▶ _WHAT IS REQUIRED_
Can you output the records below exactly as they are written?

Figure record listings:
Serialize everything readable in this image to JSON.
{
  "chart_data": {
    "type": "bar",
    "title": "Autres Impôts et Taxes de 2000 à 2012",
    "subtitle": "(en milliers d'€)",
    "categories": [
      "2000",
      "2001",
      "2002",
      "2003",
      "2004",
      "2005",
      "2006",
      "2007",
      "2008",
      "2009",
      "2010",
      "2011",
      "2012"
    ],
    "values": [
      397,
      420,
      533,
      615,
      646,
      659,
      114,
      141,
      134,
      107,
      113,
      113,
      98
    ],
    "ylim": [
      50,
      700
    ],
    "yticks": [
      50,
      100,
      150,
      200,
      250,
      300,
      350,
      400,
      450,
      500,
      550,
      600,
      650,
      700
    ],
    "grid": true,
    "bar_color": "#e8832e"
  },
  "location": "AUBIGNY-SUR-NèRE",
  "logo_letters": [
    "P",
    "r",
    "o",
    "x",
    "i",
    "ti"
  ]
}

▶ _WRITTEN REPLY_
Serialize everything readable in this image to JSON.
{
  "chart_data": {
    "type": "bar",
    "title": "Autres Impôts et Taxes de 2000 à 2012",
    "subtitle": "(en milliers d'€)",
    "categories": [
      "2000",
      "2001",
      "2002",
      "2003",
      "2004",
      "2005",
      "2006",
      "2007",
      "2008",
      "2009",
      "2010",
      "2011",
      "2012"
    ],
    "values": [
      397,
      420,
      533,
      615,
      646,
      659,
      114,
      141,
      134,
      107,
      113,
      113,
      98
    ],
    "ylim": [
      50,
      700
    ],
    "yticks": [
      50,
      100,
      150,
      200,
      250,
      300,
      350,
      400,
      450,
      500,
      550,
      600,
      650,
      700
    ],
    "grid": true,
    "bar_color": "#e8832e"
  },
  "location": "AUBIGNY-SUR-NèRE",
  "logo_letters": [
    "P",
    "r",
    "o",
    "x",
    "i",
    "ti"
  ]
}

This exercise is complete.